The exercise:
Report every line below that holds the word "spend".

Stored data:

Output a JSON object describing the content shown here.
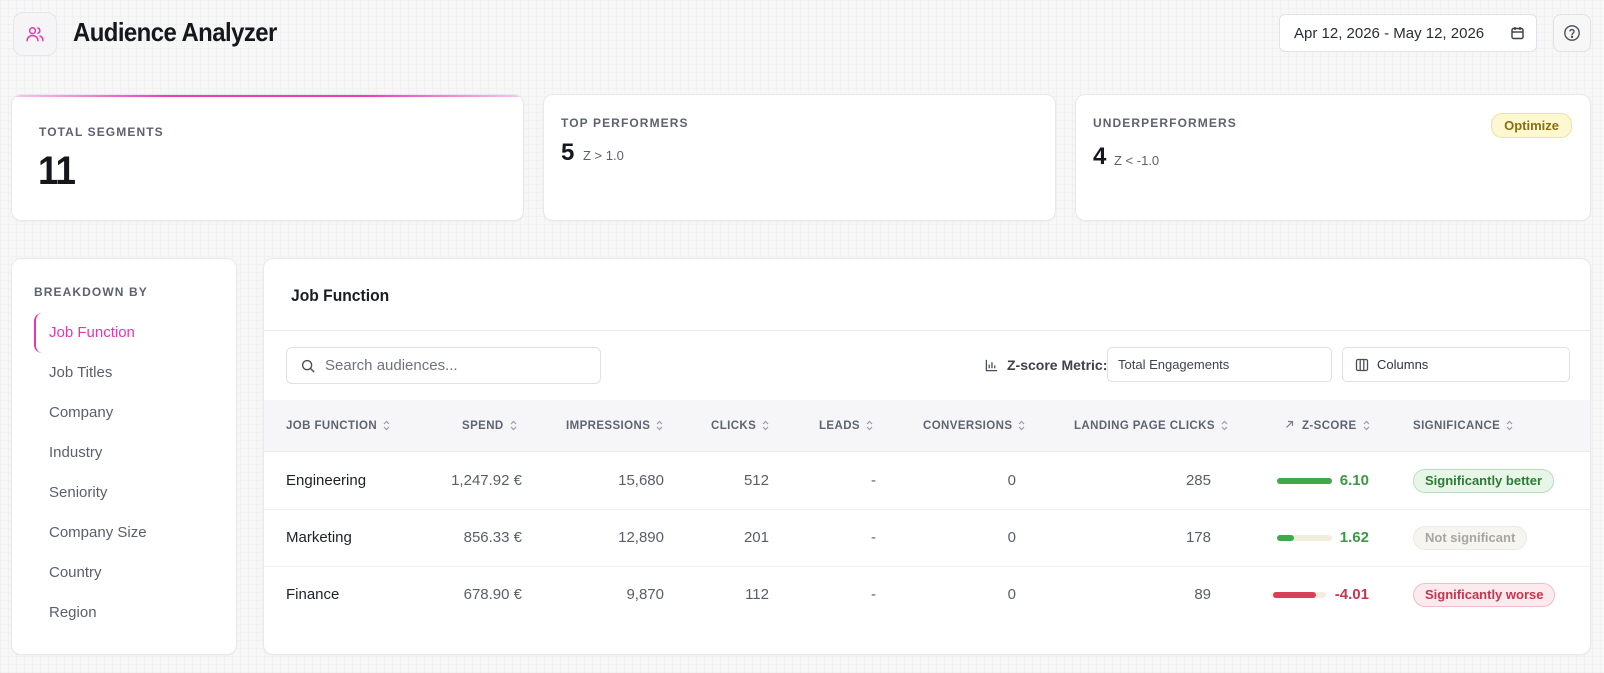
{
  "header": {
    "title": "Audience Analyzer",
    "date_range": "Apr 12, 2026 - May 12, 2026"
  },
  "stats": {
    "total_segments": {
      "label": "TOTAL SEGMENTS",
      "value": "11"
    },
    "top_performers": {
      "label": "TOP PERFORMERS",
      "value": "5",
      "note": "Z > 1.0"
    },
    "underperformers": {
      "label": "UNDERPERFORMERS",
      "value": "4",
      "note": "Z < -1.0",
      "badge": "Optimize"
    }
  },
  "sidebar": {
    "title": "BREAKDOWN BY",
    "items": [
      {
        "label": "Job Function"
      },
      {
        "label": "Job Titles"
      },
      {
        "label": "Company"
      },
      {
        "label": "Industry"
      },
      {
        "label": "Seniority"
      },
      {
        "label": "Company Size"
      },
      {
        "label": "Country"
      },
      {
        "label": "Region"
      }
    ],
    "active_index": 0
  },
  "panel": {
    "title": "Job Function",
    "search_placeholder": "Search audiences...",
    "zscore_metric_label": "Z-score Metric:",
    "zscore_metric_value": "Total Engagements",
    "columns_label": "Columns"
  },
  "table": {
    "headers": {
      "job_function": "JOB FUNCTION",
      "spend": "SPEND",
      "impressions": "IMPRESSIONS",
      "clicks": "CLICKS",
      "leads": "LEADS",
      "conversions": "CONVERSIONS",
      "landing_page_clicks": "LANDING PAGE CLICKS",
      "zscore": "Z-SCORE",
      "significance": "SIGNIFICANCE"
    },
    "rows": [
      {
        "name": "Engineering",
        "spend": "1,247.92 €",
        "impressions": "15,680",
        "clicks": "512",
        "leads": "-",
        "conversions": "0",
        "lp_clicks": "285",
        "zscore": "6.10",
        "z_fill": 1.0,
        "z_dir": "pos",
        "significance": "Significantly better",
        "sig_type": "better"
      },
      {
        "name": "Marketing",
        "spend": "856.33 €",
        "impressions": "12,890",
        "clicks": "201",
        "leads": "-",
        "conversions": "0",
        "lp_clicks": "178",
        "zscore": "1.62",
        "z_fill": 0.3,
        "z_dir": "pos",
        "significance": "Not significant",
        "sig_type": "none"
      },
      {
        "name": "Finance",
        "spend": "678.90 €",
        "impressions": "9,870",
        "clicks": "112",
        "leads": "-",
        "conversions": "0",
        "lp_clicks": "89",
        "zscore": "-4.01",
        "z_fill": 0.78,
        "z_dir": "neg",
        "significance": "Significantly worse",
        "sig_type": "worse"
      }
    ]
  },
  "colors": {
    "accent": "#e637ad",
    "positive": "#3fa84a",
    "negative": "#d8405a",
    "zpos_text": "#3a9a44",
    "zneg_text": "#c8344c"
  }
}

* * *

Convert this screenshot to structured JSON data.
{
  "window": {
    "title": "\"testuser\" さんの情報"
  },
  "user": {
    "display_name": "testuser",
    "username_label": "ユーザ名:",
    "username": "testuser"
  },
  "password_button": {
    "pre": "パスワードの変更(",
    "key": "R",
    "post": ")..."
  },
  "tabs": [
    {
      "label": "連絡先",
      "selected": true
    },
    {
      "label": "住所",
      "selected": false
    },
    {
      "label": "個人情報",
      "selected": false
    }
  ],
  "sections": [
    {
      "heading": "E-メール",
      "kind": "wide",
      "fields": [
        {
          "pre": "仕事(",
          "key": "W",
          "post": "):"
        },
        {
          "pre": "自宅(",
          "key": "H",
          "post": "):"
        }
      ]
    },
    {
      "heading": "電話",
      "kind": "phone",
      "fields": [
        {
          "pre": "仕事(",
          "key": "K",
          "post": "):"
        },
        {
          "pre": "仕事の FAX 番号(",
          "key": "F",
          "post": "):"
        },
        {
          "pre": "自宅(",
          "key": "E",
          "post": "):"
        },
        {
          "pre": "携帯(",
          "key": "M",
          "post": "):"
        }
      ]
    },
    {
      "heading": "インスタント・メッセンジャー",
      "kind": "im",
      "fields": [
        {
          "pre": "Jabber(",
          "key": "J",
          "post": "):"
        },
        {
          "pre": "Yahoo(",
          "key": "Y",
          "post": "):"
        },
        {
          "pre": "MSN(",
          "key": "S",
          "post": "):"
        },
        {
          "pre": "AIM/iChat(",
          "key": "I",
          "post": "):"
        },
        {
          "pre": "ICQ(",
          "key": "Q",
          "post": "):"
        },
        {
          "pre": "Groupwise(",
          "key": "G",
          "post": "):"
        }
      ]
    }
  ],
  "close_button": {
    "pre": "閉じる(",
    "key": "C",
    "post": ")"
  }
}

Result:
      "spend": "SPEND",
        "spend": "1,247.92 €",
        "spend": "856.33 €",
        "spend": "678.90 €",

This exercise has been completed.